= WORK REQUEST =
Report every line of the records that contains the word "into".

═══ INFORMATION SHOWN ═══

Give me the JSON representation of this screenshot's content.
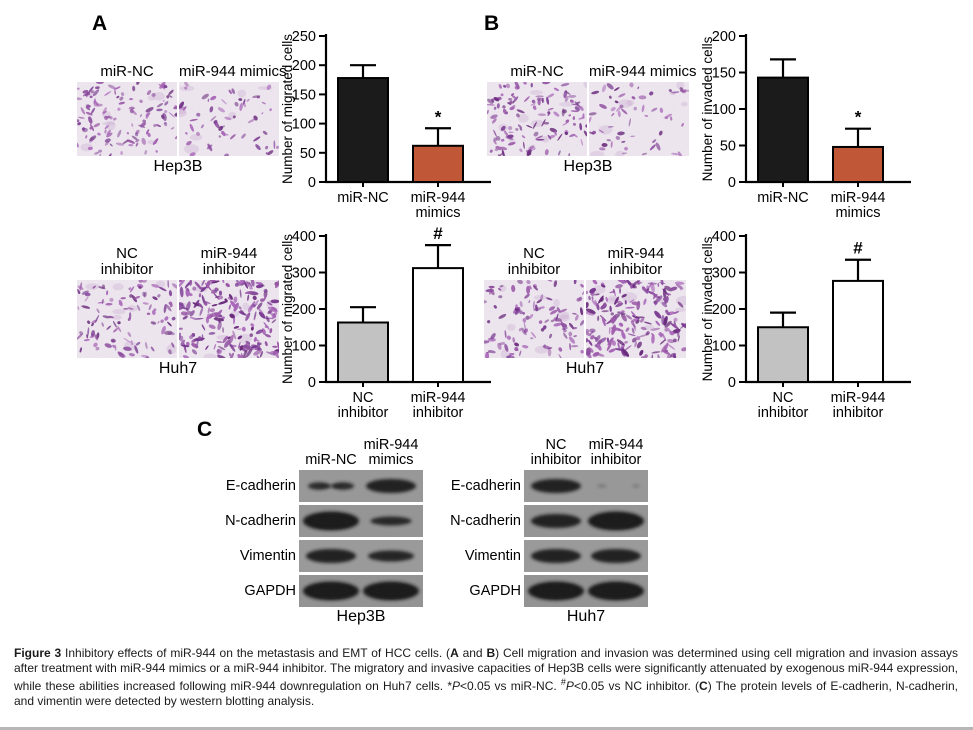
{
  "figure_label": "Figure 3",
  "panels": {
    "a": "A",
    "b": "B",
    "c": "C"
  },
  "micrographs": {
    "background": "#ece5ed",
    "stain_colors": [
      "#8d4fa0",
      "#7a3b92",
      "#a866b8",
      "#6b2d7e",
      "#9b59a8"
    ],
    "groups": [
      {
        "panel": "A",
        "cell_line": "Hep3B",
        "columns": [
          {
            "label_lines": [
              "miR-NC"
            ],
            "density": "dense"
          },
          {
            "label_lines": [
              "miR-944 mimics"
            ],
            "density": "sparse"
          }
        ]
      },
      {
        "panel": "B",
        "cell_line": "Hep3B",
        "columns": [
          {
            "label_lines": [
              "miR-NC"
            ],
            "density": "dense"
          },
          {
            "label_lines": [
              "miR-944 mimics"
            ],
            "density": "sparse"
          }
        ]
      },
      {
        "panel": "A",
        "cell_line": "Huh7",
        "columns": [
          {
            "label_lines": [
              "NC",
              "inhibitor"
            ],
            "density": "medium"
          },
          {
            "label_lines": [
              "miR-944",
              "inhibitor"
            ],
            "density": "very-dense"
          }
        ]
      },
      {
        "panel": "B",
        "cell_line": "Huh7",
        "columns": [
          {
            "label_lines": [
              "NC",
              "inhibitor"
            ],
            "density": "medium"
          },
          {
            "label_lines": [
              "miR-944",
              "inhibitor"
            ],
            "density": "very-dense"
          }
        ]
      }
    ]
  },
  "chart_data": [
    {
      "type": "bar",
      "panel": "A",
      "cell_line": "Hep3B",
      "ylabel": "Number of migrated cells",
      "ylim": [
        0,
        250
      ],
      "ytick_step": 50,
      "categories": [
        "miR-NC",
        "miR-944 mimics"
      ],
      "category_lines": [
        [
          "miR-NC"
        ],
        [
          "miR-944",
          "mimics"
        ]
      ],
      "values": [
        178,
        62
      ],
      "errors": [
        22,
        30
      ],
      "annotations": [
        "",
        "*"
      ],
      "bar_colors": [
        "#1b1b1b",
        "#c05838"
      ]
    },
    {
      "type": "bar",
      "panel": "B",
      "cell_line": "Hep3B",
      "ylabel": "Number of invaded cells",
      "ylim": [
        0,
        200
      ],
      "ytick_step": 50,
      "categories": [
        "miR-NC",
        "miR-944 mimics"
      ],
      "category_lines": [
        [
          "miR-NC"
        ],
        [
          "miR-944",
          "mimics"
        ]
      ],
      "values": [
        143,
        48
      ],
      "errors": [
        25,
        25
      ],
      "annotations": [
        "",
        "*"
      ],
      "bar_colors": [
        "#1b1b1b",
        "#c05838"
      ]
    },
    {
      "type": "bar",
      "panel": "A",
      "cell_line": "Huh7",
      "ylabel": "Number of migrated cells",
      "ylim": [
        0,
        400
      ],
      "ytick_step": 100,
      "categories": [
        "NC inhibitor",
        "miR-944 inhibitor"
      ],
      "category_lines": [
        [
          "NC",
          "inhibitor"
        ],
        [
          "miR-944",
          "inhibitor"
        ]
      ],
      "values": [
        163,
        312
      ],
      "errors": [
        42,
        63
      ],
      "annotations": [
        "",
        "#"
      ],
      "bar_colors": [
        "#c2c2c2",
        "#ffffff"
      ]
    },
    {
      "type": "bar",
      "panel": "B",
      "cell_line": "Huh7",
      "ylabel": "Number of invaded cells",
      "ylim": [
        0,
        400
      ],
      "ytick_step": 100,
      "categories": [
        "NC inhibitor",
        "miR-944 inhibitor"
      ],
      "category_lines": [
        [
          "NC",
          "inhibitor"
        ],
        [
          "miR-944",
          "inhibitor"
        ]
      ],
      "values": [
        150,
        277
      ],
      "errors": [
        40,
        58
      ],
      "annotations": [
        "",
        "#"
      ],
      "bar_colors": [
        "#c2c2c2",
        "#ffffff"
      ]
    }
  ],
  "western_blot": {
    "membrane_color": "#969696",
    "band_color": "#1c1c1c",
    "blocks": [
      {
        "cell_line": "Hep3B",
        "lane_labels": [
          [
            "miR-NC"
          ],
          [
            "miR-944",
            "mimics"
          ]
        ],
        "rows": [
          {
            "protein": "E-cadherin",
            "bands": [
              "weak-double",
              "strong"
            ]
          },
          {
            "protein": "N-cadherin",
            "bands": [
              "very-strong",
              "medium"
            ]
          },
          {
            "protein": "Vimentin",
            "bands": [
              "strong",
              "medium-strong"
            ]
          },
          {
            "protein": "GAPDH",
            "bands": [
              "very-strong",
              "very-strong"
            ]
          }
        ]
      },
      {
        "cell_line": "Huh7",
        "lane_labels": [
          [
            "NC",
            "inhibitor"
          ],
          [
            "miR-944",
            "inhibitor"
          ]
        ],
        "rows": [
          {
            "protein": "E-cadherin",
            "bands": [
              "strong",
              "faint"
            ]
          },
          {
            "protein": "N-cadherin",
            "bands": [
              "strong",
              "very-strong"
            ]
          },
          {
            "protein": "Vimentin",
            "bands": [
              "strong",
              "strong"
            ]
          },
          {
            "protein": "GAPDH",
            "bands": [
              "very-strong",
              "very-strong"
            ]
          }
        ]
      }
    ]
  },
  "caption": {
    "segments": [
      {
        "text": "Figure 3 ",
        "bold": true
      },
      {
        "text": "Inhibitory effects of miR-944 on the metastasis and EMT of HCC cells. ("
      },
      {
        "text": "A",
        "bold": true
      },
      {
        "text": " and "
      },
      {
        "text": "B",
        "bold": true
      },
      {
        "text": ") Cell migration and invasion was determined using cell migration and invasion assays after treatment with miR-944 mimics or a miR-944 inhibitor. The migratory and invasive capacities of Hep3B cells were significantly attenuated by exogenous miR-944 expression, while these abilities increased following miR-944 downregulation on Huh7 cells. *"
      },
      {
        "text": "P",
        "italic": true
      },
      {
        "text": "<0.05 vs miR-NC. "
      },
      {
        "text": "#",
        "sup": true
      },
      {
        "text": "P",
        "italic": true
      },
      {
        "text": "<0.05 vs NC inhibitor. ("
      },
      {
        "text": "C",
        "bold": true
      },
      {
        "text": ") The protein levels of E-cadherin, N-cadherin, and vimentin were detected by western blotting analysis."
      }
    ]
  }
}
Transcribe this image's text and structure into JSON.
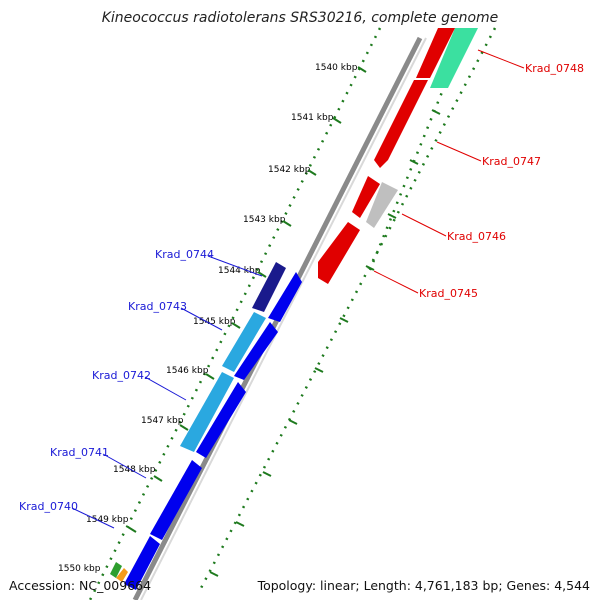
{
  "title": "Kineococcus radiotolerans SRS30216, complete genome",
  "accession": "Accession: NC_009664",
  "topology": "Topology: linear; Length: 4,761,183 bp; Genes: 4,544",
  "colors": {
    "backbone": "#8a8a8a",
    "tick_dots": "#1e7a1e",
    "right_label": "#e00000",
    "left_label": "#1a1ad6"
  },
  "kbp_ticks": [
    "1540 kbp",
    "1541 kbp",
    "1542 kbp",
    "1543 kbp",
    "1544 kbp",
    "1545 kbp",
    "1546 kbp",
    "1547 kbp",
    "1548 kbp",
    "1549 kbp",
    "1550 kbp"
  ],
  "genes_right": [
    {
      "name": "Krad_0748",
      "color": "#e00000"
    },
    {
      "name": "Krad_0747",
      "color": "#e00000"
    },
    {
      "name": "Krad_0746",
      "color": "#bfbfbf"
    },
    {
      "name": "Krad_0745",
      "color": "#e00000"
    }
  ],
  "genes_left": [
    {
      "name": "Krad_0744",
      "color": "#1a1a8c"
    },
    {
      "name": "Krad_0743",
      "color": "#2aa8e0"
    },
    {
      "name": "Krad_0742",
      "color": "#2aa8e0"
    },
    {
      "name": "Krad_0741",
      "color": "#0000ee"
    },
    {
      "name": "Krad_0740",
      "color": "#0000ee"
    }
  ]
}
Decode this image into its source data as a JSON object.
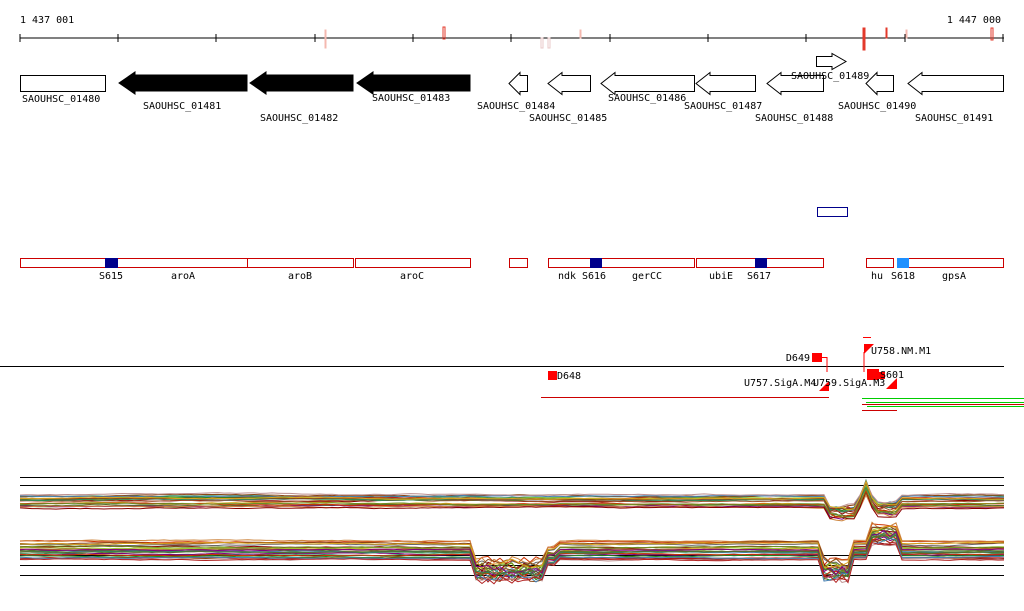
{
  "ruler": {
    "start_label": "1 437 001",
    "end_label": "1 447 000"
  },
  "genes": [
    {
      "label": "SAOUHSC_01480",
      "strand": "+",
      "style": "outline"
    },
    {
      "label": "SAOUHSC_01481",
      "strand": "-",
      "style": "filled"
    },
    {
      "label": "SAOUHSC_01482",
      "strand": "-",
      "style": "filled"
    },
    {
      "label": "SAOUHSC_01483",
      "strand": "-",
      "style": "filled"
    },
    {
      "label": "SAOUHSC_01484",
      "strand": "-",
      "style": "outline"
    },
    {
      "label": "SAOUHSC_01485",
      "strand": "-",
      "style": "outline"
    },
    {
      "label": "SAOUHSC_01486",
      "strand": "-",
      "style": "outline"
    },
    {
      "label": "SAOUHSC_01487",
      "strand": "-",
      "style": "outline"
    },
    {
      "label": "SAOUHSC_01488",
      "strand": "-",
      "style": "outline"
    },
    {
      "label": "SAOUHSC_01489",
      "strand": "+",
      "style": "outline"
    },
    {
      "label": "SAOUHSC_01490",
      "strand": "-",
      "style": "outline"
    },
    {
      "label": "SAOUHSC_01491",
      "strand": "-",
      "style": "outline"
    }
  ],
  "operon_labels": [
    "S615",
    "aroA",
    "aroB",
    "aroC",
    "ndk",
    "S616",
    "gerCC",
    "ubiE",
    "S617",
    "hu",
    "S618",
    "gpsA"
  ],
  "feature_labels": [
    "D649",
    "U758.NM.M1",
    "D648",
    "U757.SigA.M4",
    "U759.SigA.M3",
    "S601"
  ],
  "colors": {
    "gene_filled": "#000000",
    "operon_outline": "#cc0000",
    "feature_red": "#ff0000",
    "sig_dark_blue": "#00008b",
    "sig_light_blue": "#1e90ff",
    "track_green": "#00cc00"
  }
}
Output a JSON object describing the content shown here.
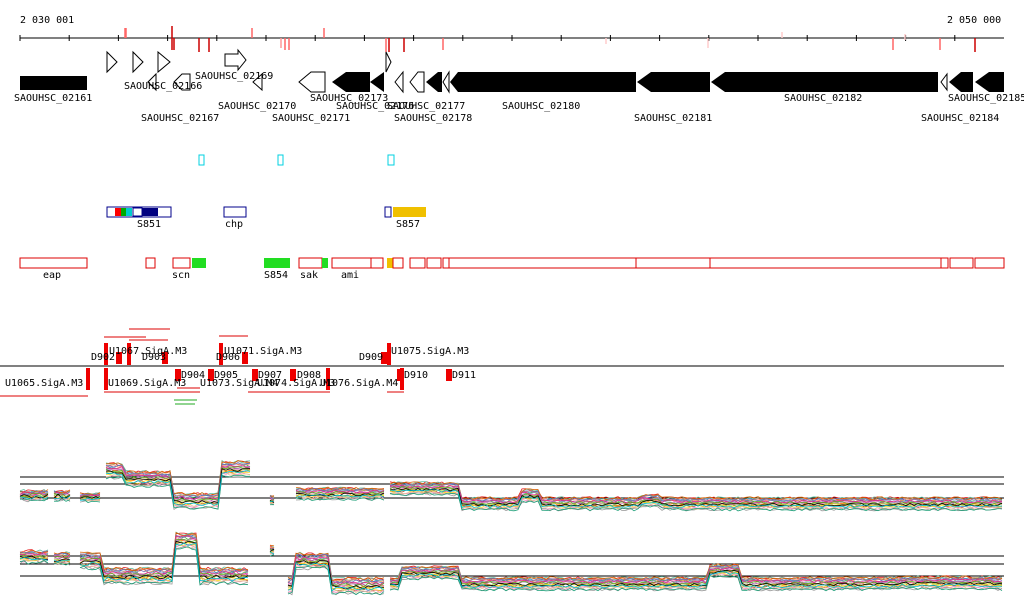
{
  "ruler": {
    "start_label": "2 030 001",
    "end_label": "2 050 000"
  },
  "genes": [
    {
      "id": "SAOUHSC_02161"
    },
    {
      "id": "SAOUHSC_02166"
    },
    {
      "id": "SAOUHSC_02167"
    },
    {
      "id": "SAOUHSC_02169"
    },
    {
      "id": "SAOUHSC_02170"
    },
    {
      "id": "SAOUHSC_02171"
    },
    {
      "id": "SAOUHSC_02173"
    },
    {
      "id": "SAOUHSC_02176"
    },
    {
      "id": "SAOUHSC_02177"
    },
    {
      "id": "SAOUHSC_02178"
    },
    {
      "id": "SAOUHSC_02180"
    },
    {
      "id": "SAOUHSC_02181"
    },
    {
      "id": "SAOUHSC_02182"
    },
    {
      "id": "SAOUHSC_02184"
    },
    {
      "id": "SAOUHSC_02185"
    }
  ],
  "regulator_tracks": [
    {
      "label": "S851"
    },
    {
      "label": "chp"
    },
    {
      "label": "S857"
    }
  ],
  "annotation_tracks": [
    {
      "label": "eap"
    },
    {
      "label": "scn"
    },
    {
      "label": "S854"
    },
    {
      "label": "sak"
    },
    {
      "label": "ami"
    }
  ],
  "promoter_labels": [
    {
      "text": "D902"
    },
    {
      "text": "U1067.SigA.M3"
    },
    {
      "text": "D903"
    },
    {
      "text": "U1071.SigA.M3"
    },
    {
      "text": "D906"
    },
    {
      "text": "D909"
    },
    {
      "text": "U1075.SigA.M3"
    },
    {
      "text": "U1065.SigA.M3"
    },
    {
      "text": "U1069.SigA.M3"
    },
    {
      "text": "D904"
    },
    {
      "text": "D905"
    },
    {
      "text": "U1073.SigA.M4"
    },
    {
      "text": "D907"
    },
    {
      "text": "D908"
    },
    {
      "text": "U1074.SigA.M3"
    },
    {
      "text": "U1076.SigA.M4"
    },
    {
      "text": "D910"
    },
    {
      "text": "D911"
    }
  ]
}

═══

= EXERCISE OUTPUT =
Transcribe this image's text and structure into JSON.
Decode this image into its source data as a JSON object.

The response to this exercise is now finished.